● SET TASK
In the material below, find the line with "What data populates"; set down that line and every line after it to the end, exactly, without pictures.

● AVAILABLE DATA
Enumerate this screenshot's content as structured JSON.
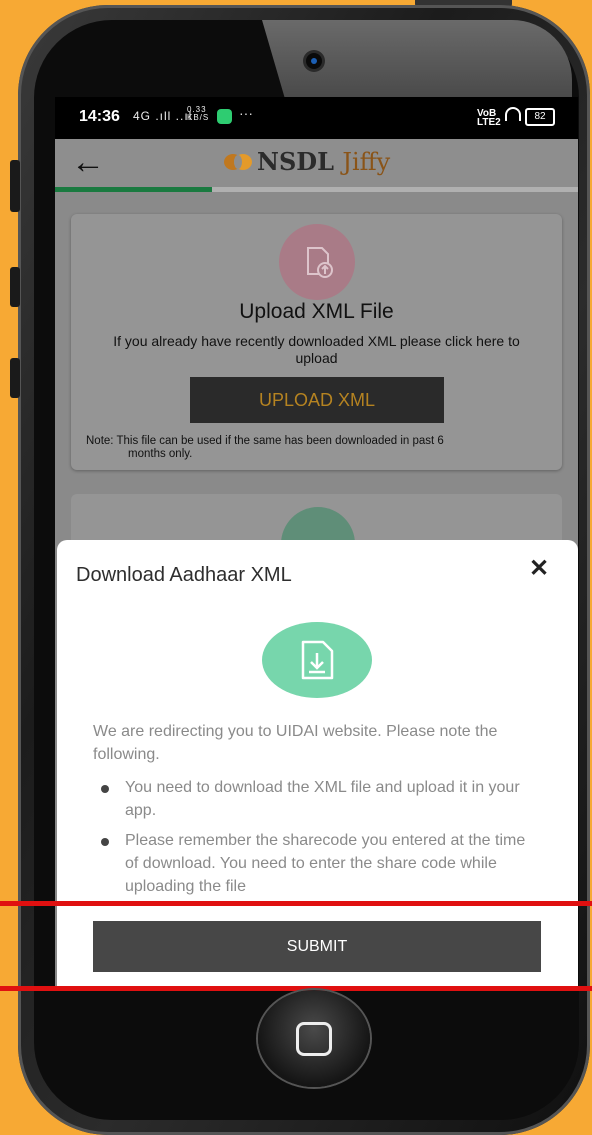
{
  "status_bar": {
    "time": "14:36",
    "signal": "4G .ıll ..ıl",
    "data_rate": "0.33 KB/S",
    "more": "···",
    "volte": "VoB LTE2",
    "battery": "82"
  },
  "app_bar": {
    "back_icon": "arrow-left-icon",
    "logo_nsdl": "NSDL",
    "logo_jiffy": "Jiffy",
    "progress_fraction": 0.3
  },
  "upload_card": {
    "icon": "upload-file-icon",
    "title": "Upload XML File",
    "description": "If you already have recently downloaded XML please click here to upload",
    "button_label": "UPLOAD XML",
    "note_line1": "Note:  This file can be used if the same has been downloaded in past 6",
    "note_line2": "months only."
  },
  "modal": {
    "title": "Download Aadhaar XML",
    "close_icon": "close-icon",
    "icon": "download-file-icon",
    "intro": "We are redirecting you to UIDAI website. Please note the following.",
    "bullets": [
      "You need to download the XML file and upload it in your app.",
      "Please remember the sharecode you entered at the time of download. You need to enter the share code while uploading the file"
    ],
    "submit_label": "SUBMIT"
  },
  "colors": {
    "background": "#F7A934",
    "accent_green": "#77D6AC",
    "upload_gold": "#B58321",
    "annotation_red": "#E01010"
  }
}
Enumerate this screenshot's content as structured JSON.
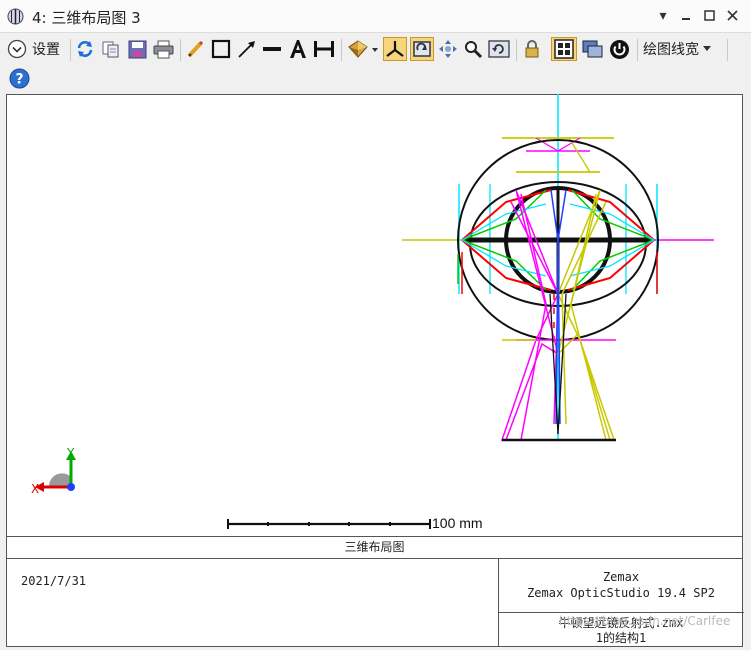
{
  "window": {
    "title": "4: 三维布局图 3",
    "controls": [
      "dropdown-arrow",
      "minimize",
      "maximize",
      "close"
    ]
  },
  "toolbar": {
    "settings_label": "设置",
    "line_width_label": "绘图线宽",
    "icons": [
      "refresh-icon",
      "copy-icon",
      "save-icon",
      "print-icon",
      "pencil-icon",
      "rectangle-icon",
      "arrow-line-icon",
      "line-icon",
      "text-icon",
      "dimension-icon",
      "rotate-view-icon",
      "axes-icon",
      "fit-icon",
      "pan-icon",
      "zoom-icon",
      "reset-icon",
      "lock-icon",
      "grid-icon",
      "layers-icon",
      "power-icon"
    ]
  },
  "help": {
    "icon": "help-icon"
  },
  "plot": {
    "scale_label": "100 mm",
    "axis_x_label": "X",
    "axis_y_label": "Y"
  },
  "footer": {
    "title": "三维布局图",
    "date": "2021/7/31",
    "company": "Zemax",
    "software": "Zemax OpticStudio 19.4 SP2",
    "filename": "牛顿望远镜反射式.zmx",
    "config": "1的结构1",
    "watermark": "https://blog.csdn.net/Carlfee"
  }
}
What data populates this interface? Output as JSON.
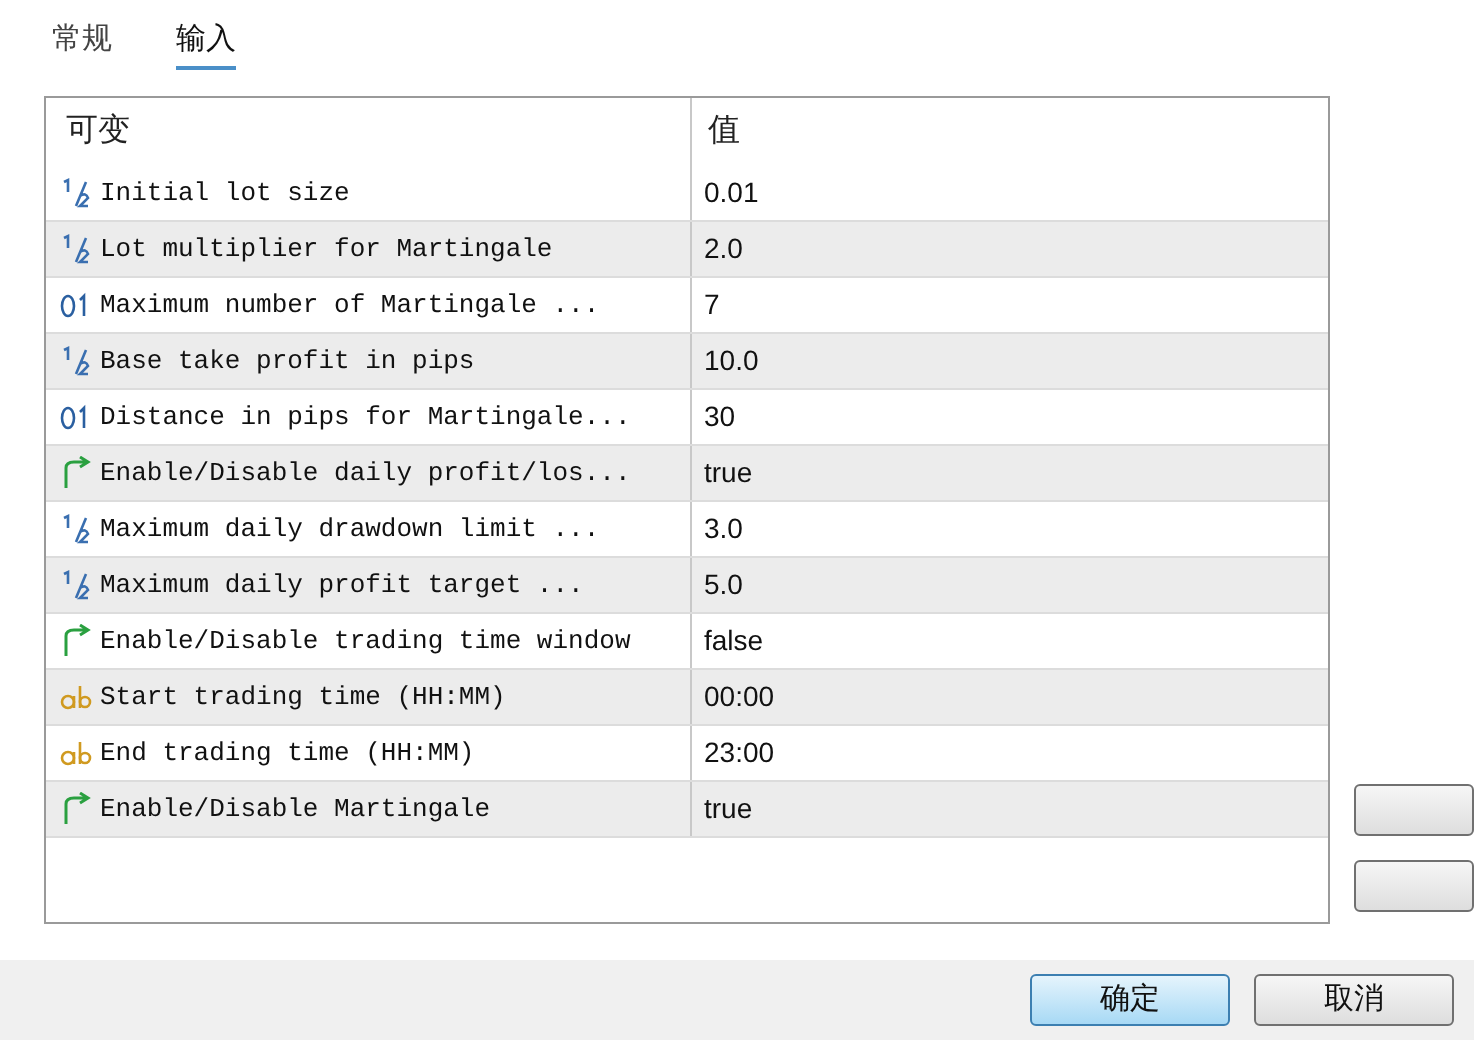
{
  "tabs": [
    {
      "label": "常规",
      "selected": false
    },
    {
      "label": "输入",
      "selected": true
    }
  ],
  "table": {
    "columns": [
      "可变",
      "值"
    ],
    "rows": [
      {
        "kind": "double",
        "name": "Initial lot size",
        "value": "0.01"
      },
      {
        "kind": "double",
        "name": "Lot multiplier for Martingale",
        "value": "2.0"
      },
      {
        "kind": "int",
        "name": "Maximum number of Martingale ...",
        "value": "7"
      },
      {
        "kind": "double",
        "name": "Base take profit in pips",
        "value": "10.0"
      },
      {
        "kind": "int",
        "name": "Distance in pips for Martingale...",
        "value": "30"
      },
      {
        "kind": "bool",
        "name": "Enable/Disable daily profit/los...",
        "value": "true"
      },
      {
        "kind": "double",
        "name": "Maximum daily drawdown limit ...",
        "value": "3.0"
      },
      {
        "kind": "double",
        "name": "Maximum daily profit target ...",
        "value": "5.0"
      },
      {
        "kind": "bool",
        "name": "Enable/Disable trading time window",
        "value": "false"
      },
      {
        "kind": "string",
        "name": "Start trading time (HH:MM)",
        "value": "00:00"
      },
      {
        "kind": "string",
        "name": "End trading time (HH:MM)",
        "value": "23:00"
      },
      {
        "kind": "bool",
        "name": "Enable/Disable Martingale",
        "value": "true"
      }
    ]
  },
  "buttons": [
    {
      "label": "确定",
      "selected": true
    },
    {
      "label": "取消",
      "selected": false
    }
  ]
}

● THE SOLUTION
What data populates this interface? Output as JSON.
{
  "tabs": [
    {
      "label": "常规",
      "selected": false
    },
    {
      "label": "输入",
      "selected": true
    }
  ],
  "table": {
    "columns": [
      "可变",
      "值"
    ],
    "rows": [
      {
        "kind": "double",
        "name": "Initial lot size",
        "value": "0.01"
      },
      {
        "kind": "double",
        "name": "Lot multiplier for Martingale",
        "value": "2.0"
      },
      {
        "kind": "int",
        "name": "Maximum number of Martingale ...",
        "value": "7"
      },
      {
        "kind": "double",
        "name": "Base take profit in pips",
        "value": "10.0"
      },
      {
        "kind": "int",
        "name": "Distance in pips for Martingale...",
        "value": "30"
      },
      {
        "kind": "bool",
        "name": "Enable/Disable daily profit/los...",
        "value": "true"
      },
      {
        "kind": "double",
        "name": "Maximum daily drawdown limit ...",
        "value": "3.0"
      },
      {
        "kind": "double",
        "name": "Maximum daily profit target ...",
        "value": "5.0"
      },
      {
        "kind": "bool",
        "name": "Enable/Disable trading time window",
        "value": "false"
      },
      {
        "kind": "string",
        "name": "Start trading time (HH:MM)",
        "value": "00:00"
      },
      {
        "kind": "string",
        "name": "End trading time (HH:MM)",
        "value": "23:00"
      },
      {
        "kind": "bool",
        "name": "Enable/Disable Martingale",
        "value": "true"
      }
    ]
  },
  "buttons": [
    {
      "label": "确定",
      "selected": true
    },
    {
      "label": "取消",
      "selected": false
    }
  ]
}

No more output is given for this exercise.